*What the task asks:* Work through the material below line by line and say how many lines include the word "China". Only the number, please.

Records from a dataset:
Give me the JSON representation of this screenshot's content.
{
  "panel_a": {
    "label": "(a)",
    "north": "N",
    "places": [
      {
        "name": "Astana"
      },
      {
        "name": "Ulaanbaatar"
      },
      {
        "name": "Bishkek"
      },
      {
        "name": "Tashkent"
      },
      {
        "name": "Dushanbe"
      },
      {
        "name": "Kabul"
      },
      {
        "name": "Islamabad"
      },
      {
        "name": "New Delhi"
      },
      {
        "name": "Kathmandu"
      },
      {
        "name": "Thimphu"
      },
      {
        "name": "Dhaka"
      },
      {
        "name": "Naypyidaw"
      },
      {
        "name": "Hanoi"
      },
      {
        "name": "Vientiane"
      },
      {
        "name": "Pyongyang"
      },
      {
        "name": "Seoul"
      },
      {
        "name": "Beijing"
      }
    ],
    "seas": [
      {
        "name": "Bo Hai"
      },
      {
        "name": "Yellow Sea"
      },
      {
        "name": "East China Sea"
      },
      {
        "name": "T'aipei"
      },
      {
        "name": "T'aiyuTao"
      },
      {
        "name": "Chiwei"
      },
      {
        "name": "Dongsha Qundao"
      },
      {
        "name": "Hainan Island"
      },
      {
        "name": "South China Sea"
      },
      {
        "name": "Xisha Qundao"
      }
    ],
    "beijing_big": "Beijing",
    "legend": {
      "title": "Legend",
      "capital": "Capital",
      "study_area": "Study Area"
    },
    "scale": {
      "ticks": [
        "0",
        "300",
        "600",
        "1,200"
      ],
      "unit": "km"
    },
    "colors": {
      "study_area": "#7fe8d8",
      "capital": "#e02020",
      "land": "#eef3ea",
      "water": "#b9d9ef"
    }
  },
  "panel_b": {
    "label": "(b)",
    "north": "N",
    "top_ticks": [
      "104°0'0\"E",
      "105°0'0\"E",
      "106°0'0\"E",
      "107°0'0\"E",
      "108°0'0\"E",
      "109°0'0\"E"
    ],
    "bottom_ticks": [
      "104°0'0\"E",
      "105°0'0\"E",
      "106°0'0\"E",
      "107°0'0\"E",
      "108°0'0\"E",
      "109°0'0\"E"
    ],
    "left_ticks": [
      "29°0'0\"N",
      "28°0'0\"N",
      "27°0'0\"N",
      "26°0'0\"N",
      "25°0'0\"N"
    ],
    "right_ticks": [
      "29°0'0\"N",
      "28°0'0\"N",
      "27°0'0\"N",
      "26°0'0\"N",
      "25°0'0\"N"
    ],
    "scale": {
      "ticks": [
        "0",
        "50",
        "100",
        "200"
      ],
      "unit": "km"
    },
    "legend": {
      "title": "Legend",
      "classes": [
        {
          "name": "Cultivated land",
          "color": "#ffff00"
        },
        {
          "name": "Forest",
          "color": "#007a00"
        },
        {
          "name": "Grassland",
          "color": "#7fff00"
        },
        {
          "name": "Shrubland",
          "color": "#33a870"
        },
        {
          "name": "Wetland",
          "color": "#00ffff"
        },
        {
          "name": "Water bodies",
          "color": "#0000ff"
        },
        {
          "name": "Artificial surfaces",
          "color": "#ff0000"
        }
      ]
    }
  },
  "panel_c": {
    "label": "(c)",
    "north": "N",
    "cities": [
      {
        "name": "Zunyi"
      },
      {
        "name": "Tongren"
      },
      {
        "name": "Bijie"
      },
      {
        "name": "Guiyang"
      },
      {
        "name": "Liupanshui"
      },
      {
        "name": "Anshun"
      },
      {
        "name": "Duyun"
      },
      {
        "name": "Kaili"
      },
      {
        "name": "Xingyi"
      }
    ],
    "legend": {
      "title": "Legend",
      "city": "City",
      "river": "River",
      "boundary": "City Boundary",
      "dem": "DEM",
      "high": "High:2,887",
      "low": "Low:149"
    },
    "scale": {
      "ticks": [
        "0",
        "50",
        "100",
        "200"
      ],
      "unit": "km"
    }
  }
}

*Complete answer:* 2